* _What needs to be done_
Copy all entries without alteration and skip the pictures they hold.
:: Information supplied
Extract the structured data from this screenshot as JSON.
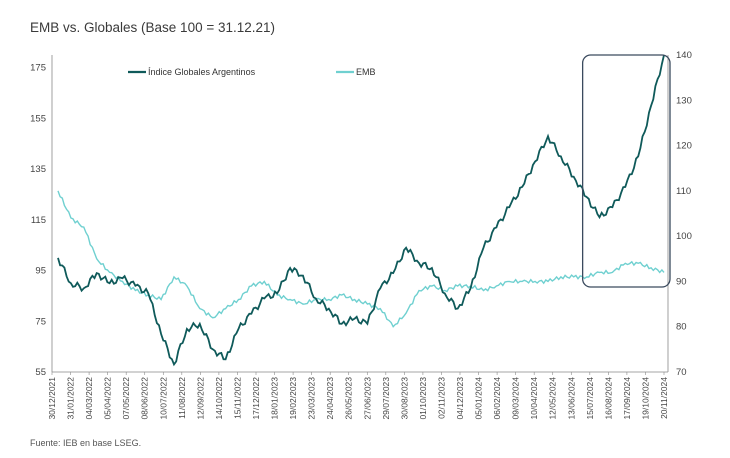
{
  "title": "EMB vs. Globales (Base 100 = 31.12.21)",
  "source": "Fuente: IEB en base LSEG.",
  "colors": {
    "globales": "#0f5a5a",
    "emb": "#6fd0d0",
    "highlight": "#3a4a5e"
  },
  "chart_data": {
    "type": "line",
    "title": "EMB vs. Globales (Base 100 = 31.12.21)",
    "x_tick_labels": [
      "30/12/2021",
      "31/01/2022",
      "04/03/2022",
      "05/04/2022",
      "07/05/2022",
      "08/06/2022",
      "10/07/2022",
      "11/08/2022",
      "12/09/2022",
      "14/10/2022",
      "15/11/2022",
      "17/12/2022",
      "18/01/2023",
      "19/02/2023",
      "23/03/2023",
      "24/04/2023",
      "26/05/2023",
      "27/06/2023",
      "29/07/2023",
      "30/08/2023",
      "01/10/2023",
      "02/11/2023",
      "04/12/2023",
      "05/01/2024",
      "06/02/2024",
      "09/03/2024",
      "10/04/2024",
      "12/05/2024",
      "13/06/2024",
      "15/07/2024",
      "16/08/2024",
      "17/09/2024",
      "19/10/2024",
      "20/11/2024"
    ],
    "y_left": {
      "ticks": [
        55,
        75,
        95,
        115,
        135,
        155,
        175
      ],
      "range": [
        55,
        180
      ]
    },
    "y_right": {
      "ticks": [
        70,
        80,
        90,
        100,
        110,
        120,
        130,
        140
      ],
      "range": [
        70,
        140
      ]
    },
    "series": [
      {
        "name": "Índice Globales Argentinos",
        "axis": "left",
        "values": [
          100,
          90,
          88,
          94,
          90,
          92,
          89,
          86,
          70,
          58,
          72,
          74,
          64,
          60,
          72,
          78,
          84,
          86,
          96,
          93,
          84,
          80,
          74,
          76,
          74,
          88,
          94,
          104,
          98,
          96,
          86,
          80,
          88,
          104,
          112,
          120,
          128,
          138,
          148,
          140,
          132,
          124,
          116,
          120,
          128,
          140,
          160,
          180
        ]
      },
      {
        "name": "EMB",
        "axis": "right",
        "values": [
          110,
          104,
          102,
          95,
          92,
          90,
          88,
          87,
          86,
          91,
          89,
          84,
          82,
          84,
          86,
          89,
          90,
          87,
          86,
          85,
          86,
          86,
          87,
          86,
          85,
          84,
          80,
          83,
          88,
          89,
          88,
          89,
          89,
          88,
          89,
          90,
          90,
          90,
          90,
          91,
          91,
          91,
          92,
          92,
          94,
          94,
          93,
          92
        ]
      }
    ],
    "highlight_box": {
      "x_from_index": 41,
      "x_to_index": 47
    }
  }
}
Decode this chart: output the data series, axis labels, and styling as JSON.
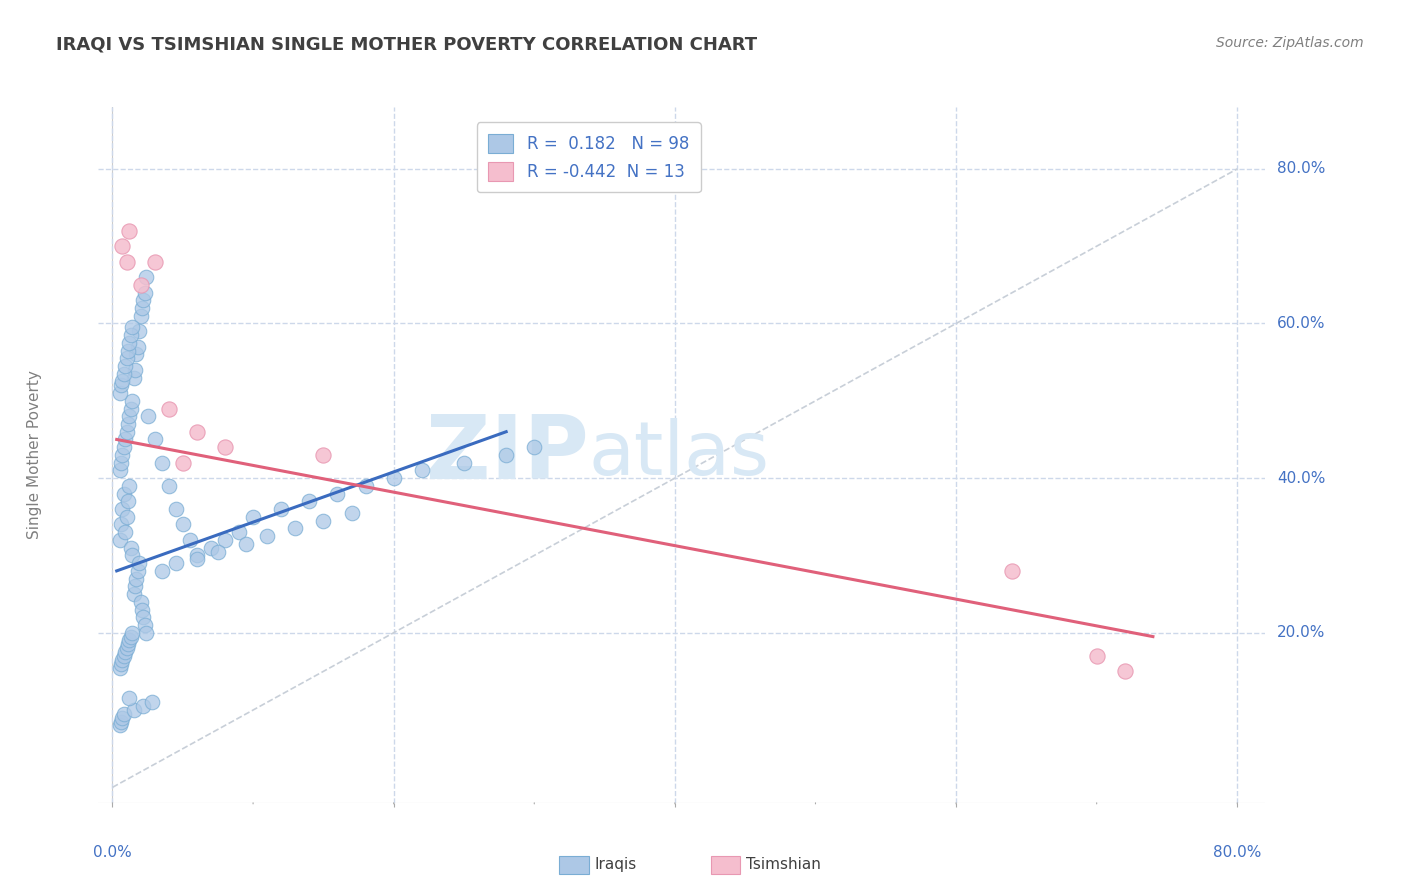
{
  "title": "IRAQI VS TSIMSHIAN SINGLE MOTHER POVERTY CORRELATION CHART",
  "source_text": "Source: ZipAtlas.com",
  "ylabel": "Single Mother Poverty",
  "xlim": [
    -0.01,
    0.82
  ],
  "ylim": [
    -0.02,
    0.88
  ],
  "ytick_values": [
    0.2,
    0.4,
    0.6,
    0.8
  ],
  "xtick_values": [
    0.0,
    0.8
  ],
  "grid_xtick_values": [
    0.2,
    0.4,
    0.6,
    0.8
  ],
  "legend_r_iraqi": " 0.182",
  "legend_n_iraqi": "98",
  "legend_r_tsimshian": "-0.442",
  "legend_n_tsimshian": "13",
  "iraqi_color": "#adc8e6",
  "iraqi_edge_color": "#7aadd4",
  "iraqi_line_color": "#3a6bbf",
  "tsimshian_color": "#f5bece",
  "tsimshian_edge_color": "#e898b2",
  "tsimshian_line_color": "#e0607a",
  "diagonal_color": "#c8cfd8",
  "background_color": "#ffffff",
  "grid_color": "#cdd8ea",
  "watermark_zip": "ZIP",
  "watermark_atlas": "atlas",
  "watermark_color": "#d8e8f5",
  "title_color": "#404040",
  "legend_text_color": "#4472c4",
  "axis_label_color": "#808080",
  "ytick_color": "#4472c4",
  "xtick_color": "#4472c4",
  "source_color": "#808080",
  "bottom_legend_iraqis": "Iraqis",
  "bottom_legend_tsimshian": "Tsimshian",
  "iraqi_x": [
    0.005,
    0.006,
    0.007,
    0.008,
    0.009,
    0.01,
    0.011,
    0.012,
    0.013,
    0.014,
    0.015,
    0.016,
    0.017,
    0.018,
    0.019,
    0.02,
    0.021,
    0.022,
    0.023,
    0.024,
    0.005,
    0.006,
    0.007,
    0.008,
    0.009,
    0.01,
    0.011,
    0.012,
    0.013,
    0.014,
    0.015,
    0.016,
    0.017,
    0.018,
    0.019,
    0.02,
    0.021,
    0.022,
    0.023,
    0.024,
    0.005,
    0.006,
    0.007,
    0.008,
    0.009,
    0.01,
    0.011,
    0.012,
    0.013,
    0.014,
    0.025,
    0.03,
    0.035,
    0.04,
    0.045,
    0.05,
    0.055,
    0.06,
    0.07,
    0.08,
    0.09,
    0.1,
    0.12,
    0.14,
    0.16,
    0.18,
    0.2,
    0.22,
    0.25,
    0.28,
    0.3,
    0.035,
    0.045,
    0.06,
    0.075,
    0.095,
    0.11,
    0.13,
    0.15,
    0.17,
    0.005,
    0.006,
    0.007,
    0.008,
    0.009,
    0.01,
    0.011,
    0.012,
    0.013,
    0.014,
    0.005,
    0.006,
    0.007,
    0.008,
    0.015,
    0.022,
    0.028,
    0.012
  ],
  "iraqi_y": [
    0.32,
    0.34,
    0.36,
    0.38,
    0.33,
    0.35,
    0.37,
    0.39,
    0.31,
    0.3,
    0.25,
    0.26,
    0.27,
    0.28,
    0.29,
    0.24,
    0.23,
    0.22,
    0.21,
    0.2,
    0.41,
    0.42,
    0.43,
    0.44,
    0.45,
    0.46,
    0.47,
    0.48,
    0.49,
    0.5,
    0.53,
    0.54,
    0.56,
    0.57,
    0.59,
    0.61,
    0.62,
    0.63,
    0.64,
    0.66,
    0.51,
    0.52,
    0.525,
    0.535,
    0.545,
    0.555,
    0.565,
    0.575,
    0.585,
    0.595,
    0.48,
    0.45,
    0.42,
    0.39,
    0.36,
    0.34,
    0.32,
    0.3,
    0.31,
    0.32,
    0.33,
    0.35,
    0.36,
    0.37,
    0.38,
    0.39,
    0.4,
    0.41,
    0.42,
    0.43,
    0.44,
    0.28,
    0.29,
    0.295,
    0.305,
    0.315,
    0.325,
    0.335,
    0.345,
    0.355,
    0.155,
    0.16,
    0.165,
    0.17,
    0.175,
    0.18,
    0.185,
    0.19,
    0.195,
    0.2,
    0.08,
    0.085,
    0.09,
    0.095,
    0.1,
    0.105,
    0.11,
    0.115
  ],
  "tsimshian_x": [
    0.007,
    0.012,
    0.02,
    0.03,
    0.05,
    0.06,
    0.08,
    0.15,
    0.64,
    0.7,
    0.72,
    0.01,
    0.04
  ],
  "tsimshian_y": [
    0.7,
    0.72,
    0.65,
    0.68,
    0.42,
    0.46,
    0.44,
    0.43,
    0.28,
    0.17,
    0.15,
    0.68,
    0.49
  ],
  "iraqi_trend_x": [
    0.003,
    0.28
  ],
  "iraqi_trend_y": [
    0.28,
    0.46
  ],
  "tsimshian_trend_x": [
    0.003,
    0.74
  ],
  "tsimshian_trend_y": [
    0.45,
    0.195
  ]
}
::::
* _Solution for this problem_
Extract the structured data from this screenshot as JSON.
{
  "title": "EMB vs. Globales (Base 100 = 31.12.21)",
  "source": "Fuente: IEB en base LSEG.",
  "colors": {
    "globales": "#0f5a5a",
    "emb": "#6fd0d0",
    "highlight": "#3a4a5e"
  },
  "chart_data": {
    "type": "line",
    "title": "EMB vs. Globales (Base 100 = 31.12.21)",
    "x_tick_labels": [
      "30/12/2021",
      "31/01/2022",
      "04/03/2022",
      "05/04/2022",
      "07/05/2022",
      "08/06/2022",
      "10/07/2022",
      "11/08/2022",
      "12/09/2022",
      "14/10/2022",
      "15/11/2022",
      "17/12/2022",
      "18/01/2023",
      "19/02/2023",
      "23/03/2023",
      "24/04/2023",
      "26/05/2023",
      "27/06/2023",
      "29/07/2023",
      "30/08/2023",
      "01/10/2023",
      "02/11/2023",
      "04/12/2023",
      "05/01/2024",
      "06/02/2024",
      "09/03/2024",
      "10/04/2024",
      "12/05/2024",
      "13/06/2024",
      "15/07/2024",
      "16/08/2024",
      "17/09/2024",
      "19/10/2024",
      "20/11/2024"
    ],
    "y_left": {
      "ticks": [
        55,
        75,
        95,
        115,
        135,
        155,
        175
      ],
      "range": [
        55,
        180
      ]
    },
    "y_right": {
      "ticks": [
        70,
        80,
        90,
        100,
        110,
        120,
        130,
        140
      ],
      "range": [
        70,
        140
      ]
    },
    "series": [
      {
        "name": "Índice Globales Argentinos",
        "axis": "left",
        "values": [
          100,
          90,
          88,
          94,
          90,
          92,
          89,
          86,
          70,
          58,
          72,
          74,
          64,
          60,
          72,
          78,
          84,
          86,
          96,
          93,
          84,
          80,
          74,
          76,
          74,
          88,
          94,
          104,
          98,
          96,
          86,
          80,
          88,
          104,
          112,
          120,
          128,
          138,
          148,
          140,
          132,
          124,
          116,
          120,
          128,
          140,
          160,
          180
        ]
      },
      {
        "name": "EMB",
        "axis": "right",
        "values": [
          110,
          104,
          102,
          95,
          92,
          90,
          88,
          87,
          86,
          91,
          89,
          84,
          82,
          84,
          86,
          89,
          90,
          87,
          86,
          85,
          86,
          86,
          87,
          86,
          85,
          84,
          80,
          83,
          88,
          89,
          88,
          89,
          89,
          88,
          89,
          90,
          90,
          90,
          90,
          91,
          91,
          91,
          92,
          92,
          94,
          94,
          93,
          92
        ]
      }
    ],
    "highlight_box": {
      "x_from_index": 41,
      "x_to_index": 47
    }
  }
}
Decode this chart: output the data series, axis labels, and styling as JSON.
{
  "title": "IRAQI VS TSIMSHIAN SINGLE MOTHER POVERTY CORRELATION CHART",
  "source_text": "Source: ZipAtlas.com",
  "ylabel": "Single Mother Poverty",
  "xlim": [
    -0.01,
    0.82
  ],
  "ylim": [
    -0.02,
    0.88
  ],
  "ytick_values": [
    0.2,
    0.4,
    0.6,
    0.8
  ],
  "xtick_values": [
    0.0,
    0.8
  ],
  "grid_xtick_values": [
    0.2,
    0.4,
    0.6,
    0.8
  ],
  "legend_r_iraqi": " 0.182",
  "legend_n_iraqi": "98",
  "legend_r_tsimshian": "-0.442",
  "legend_n_tsimshian": "13",
  "iraqi_color": "#adc8e6",
  "iraqi_edge_color": "#7aadd4",
  "iraqi_line_color": "#3a6bbf",
  "tsimshian_color": "#f5bece",
  "tsimshian_edge_color": "#e898b2",
  "tsimshian_line_color": "#e0607a",
  "diagonal_color": "#c8cfd8",
  "background_color": "#ffffff",
  "grid_color": "#cdd8ea",
  "watermark_zip": "ZIP",
  "watermark_atlas": "atlas",
  "watermark_color": "#d8e8f5",
  "title_color": "#404040",
  "legend_text_color": "#4472c4",
  "axis_label_color": "#808080",
  "ytick_color": "#4472c4",
  "xtick_color": "#4472c4",
  "source_color": "#808080",
  "bottom_legend_iraqis": "Iraqis",
  "bottom_legend_tsimshian": "Tsimshian",
  "iraqi_x": [
    0.005,
    0.006,
    0.007,
    0.008,
    0.009,
    0.01,
    0.011,
    0.012,
    0.013,
    0.014,
    0.015,
    0.016,
    0.017,
    0.018,
    0.019,
    0.02,
    0.021,
    0.022,
    0.023,
    0.024,
    0.005,
    0.006,
    0.007,
    0.008,
    0.009,
    0.01,
    0.011,
    0.012,
    0.013,
    0.014,
    0.015,
    0.016,
    0.017,
    0.018,
    0.019,
    0.02,
    0.021,
    0.022,
    0.023,
    0.024,
    0.005,
    0.006,
    0.007,
    0.008,
    0.009,
    0.01,
    0.011,
    0.012,
    0.013,
    0.014,
    0.025,
    0.03,
    0.035,
    0.04,
    0.045,
    0.05,
    0.055,
    0.06,
    0.07,
    0.08,
    0.09,
    0.1,
    0.12,
    0.14,
    0.16,
    0.18,
    0.2,
    0.22,
    0.25,
    0.28,
    0.3,
    0.035,
    0.045,
    0.06,
    0.075,
    0.095,
    0.11,
    0.13,
    0.15,
    0.17,
    0.005,
    0.006,
    0.007,
    0.008,
    0.009,
    0.01,
    0.011,
    0.012,
    0.013,
    0.014,
    0.005,
    0.006,
    0.007,
    0.008,
    0.015,
    0.022,
    0.028,
    0.012
  ],
  "iraqi_y": [
    0.32,
    0.34,
    0.36,
    0.38,
    0.33,
    0.35,
    0.37,
    0.39,
    0.31,
    0.3,
    0.25,
    0.26,
    0.27,
    0.28,
    0.29,
    0.24,
    0.23,
    0.22,
    0.21,
    0.2,
    0.41,
    0.42,
    0.43,
    0.44,
    0.45,
    0.46,
    0.47,
    0.48,
    0.49,
    0.5,
    0.53,
    0.54,
    0.56,
    0.57,
    0.59,
    0.61,
    0.62,
    0.63,
    0.64,
    0.66,
    0.51,
    0.52,
    0.525,
    0.535,
    0.545,
    0.555,
    0.565,
    0.575,
    0.585,
    0.595,
    0.48,
    0.45,
    0.42,
    0.39,
    0.36,
    0.34,
    0.32,
    0.3,
    0.31,
    0.32,
    0.33,
    0.35,
    0.36,
    0.37,
    0.38,
    0.39,
    0.4,
    0.41,
    0.42,
    0.43,
    0.44,
    0.28,
    0.29,
    0.295,
    0.305,
    0.315,
    0.325,
    0.335,
    0.345,
    0.355,
    0.155,
    0.16,
    0.165,
    0.17,
    0.175,
    0.18,
    0.185,
    0.19,
    0.195,
    0.2,
    0.08,
    0.085,
    0.09,
    0.095,
    0.1,
    0.105,
    0.11,
    0.115
  ],
  "tsimshian_x": [
    0.007,
    0.012,
    0.02,
    0.03,
    0.05,
    0.06,
    0.08,
    0.15,
    0.64,
    0.7,
    0.72,
    0.01,
    0.04
  ],
  "tsimshian_y": [
    0.7,
    0.72,
    0.65,
    0.68,
    0.42,
    0.46,
    0.44,
    0.43,
    0.28,
    0.17,
    0.15,
    0.68,
    0.49
  ],
  "iraqi_trend_x": [
    0.003,
    0.28
  ],
  "iraqi_trend_y": [
    0.28,
    0.46
  ],
  "tsimshian_trend_x": [
    0.003,
    0.74
  ],
  "tsimshian_trend_y": [
    0.45,
    0.195
  ]
}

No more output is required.